# TASK INSTRUCTIONS
Tally up how many lines in the listing below contain the string "text", and give only the total.

#### DATA EXCERPTS

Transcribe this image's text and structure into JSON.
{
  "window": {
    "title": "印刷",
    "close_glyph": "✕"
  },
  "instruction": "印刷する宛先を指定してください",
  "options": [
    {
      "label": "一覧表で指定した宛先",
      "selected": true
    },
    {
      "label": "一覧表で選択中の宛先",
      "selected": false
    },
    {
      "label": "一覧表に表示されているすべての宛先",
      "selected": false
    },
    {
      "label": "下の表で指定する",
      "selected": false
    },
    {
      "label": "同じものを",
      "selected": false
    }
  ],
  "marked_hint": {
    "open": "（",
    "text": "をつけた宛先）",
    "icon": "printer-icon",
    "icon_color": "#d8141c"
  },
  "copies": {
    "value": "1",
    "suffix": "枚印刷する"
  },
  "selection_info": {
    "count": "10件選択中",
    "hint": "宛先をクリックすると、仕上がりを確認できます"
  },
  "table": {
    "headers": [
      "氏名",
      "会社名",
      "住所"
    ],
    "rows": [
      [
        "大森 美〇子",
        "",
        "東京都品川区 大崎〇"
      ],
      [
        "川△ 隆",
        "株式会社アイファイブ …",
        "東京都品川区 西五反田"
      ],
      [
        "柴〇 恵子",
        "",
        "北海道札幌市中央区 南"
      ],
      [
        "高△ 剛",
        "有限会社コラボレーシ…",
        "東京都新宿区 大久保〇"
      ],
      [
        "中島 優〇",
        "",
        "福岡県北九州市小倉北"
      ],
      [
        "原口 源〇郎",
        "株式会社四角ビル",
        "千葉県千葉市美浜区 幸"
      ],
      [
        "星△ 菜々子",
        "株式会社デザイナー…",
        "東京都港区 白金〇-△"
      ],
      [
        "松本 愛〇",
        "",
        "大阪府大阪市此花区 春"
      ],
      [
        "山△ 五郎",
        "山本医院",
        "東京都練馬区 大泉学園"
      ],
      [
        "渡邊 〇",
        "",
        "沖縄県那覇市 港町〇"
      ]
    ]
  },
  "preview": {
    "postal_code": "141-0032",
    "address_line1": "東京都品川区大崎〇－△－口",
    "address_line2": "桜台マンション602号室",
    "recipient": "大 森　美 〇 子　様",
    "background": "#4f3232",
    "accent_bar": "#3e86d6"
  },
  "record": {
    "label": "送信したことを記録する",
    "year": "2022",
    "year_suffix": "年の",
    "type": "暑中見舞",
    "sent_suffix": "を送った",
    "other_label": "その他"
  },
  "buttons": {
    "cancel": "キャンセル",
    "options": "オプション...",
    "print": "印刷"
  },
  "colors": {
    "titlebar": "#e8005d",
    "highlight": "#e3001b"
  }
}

########

# FINAL RESULT
2